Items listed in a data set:

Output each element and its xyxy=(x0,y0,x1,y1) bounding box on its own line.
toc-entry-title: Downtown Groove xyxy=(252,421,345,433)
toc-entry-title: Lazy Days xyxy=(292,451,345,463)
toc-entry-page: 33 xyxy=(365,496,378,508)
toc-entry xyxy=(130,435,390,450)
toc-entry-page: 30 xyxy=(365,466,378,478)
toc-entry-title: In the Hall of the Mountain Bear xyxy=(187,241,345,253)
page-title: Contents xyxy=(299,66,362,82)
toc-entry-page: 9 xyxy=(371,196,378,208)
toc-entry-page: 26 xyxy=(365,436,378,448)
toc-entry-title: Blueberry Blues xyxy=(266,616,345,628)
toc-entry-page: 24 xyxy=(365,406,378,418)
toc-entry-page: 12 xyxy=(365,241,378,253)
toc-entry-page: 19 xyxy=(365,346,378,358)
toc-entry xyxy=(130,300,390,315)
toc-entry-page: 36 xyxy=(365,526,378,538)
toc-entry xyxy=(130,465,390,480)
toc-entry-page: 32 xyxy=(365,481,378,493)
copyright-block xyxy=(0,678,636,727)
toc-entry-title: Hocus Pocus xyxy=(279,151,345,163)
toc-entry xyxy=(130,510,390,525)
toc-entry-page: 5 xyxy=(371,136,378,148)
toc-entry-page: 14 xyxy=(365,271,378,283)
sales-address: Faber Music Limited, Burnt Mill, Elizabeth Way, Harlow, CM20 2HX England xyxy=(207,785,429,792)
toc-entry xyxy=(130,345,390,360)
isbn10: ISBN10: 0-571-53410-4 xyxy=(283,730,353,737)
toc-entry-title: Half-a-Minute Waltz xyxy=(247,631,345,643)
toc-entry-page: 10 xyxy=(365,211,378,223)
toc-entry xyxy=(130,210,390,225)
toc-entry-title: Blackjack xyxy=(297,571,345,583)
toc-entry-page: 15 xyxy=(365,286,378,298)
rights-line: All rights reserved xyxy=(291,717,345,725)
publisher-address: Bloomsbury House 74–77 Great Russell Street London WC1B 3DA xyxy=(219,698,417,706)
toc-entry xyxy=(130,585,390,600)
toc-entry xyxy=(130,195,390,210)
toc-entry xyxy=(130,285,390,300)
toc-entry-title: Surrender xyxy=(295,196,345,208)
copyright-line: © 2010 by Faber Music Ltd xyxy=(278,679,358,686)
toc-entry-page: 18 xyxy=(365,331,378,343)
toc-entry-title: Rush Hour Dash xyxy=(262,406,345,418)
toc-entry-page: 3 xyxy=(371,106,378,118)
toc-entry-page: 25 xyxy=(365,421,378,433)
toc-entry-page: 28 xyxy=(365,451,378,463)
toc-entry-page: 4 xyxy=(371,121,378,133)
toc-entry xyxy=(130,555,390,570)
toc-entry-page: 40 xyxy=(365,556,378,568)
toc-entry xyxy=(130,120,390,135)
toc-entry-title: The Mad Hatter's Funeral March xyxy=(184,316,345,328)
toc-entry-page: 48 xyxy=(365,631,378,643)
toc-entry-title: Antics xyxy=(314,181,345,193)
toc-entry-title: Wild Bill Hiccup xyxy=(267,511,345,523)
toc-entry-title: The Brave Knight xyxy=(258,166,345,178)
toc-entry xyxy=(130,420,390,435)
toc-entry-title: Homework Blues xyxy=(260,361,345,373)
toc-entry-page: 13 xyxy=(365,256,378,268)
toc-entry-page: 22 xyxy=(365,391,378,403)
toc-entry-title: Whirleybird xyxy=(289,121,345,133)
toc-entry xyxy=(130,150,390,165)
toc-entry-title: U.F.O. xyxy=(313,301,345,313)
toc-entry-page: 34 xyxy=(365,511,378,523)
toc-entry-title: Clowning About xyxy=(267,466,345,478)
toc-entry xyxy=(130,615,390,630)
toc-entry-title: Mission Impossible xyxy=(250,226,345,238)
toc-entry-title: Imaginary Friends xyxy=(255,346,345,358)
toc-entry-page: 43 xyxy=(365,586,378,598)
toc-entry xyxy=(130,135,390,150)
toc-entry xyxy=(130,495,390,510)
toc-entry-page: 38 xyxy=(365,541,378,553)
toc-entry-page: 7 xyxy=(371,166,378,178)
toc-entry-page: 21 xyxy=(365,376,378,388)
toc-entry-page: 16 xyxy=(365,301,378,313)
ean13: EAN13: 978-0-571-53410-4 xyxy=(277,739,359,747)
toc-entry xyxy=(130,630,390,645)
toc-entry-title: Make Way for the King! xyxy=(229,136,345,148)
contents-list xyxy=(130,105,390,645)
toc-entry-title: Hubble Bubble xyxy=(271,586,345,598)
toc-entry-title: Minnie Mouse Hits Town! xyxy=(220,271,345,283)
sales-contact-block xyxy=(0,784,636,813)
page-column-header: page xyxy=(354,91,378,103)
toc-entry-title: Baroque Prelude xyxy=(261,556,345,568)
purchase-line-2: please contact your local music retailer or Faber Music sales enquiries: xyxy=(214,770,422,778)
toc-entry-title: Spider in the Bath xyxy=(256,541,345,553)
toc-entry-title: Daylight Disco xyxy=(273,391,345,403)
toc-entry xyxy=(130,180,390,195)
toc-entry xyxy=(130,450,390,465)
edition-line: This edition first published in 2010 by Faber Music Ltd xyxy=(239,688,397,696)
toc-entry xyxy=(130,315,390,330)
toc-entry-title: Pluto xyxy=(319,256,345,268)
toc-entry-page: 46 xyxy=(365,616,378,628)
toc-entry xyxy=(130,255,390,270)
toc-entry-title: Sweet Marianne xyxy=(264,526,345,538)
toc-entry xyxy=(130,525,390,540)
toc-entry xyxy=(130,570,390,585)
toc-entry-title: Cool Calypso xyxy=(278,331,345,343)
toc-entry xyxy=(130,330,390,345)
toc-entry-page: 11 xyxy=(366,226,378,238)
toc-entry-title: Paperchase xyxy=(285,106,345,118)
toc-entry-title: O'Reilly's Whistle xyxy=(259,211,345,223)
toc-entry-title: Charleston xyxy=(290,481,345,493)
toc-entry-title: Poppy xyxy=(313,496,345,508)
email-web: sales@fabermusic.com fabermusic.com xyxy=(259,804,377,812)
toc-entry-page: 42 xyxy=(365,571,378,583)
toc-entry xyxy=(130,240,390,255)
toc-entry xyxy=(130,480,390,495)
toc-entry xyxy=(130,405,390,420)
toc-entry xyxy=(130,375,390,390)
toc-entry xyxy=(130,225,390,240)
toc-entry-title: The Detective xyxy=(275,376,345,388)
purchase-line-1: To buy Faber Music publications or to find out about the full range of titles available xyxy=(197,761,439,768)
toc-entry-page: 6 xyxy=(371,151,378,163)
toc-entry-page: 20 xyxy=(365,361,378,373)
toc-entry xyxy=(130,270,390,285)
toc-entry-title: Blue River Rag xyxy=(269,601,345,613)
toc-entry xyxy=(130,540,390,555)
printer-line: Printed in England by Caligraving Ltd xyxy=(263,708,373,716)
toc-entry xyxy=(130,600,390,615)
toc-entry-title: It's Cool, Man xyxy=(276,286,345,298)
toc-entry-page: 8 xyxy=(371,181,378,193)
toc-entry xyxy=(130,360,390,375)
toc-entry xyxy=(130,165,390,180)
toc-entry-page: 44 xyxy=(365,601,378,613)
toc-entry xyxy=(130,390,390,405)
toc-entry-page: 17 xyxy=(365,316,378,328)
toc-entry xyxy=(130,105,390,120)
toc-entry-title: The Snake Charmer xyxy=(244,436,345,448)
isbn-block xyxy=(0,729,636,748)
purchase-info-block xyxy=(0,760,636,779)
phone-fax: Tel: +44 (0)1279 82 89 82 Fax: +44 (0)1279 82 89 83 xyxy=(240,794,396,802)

= Task description =
Copy the data word for word, starting at the very beginning and ending with the line that contains "toc-entry-title: In the".

= Answer below =
Output each element and its xyxy=(x0,y0,x1,y1) bounding box on its own line.
toc-entry-title: Downtown Groove xyxy=(252,421,345,433)
toc-entry-title: Lazy Days xyxy=(292,451,345,463)
toc-entry-page: 33 xyxy=(365,496,378,508)
toc-entry xyxy=(130,435,390,450)
toc-entry-page: 30 xyxy=(365,466,378,478)
toc-entry-title: In the Hall of the Mountain Bear xyxy=(187,241,345,253)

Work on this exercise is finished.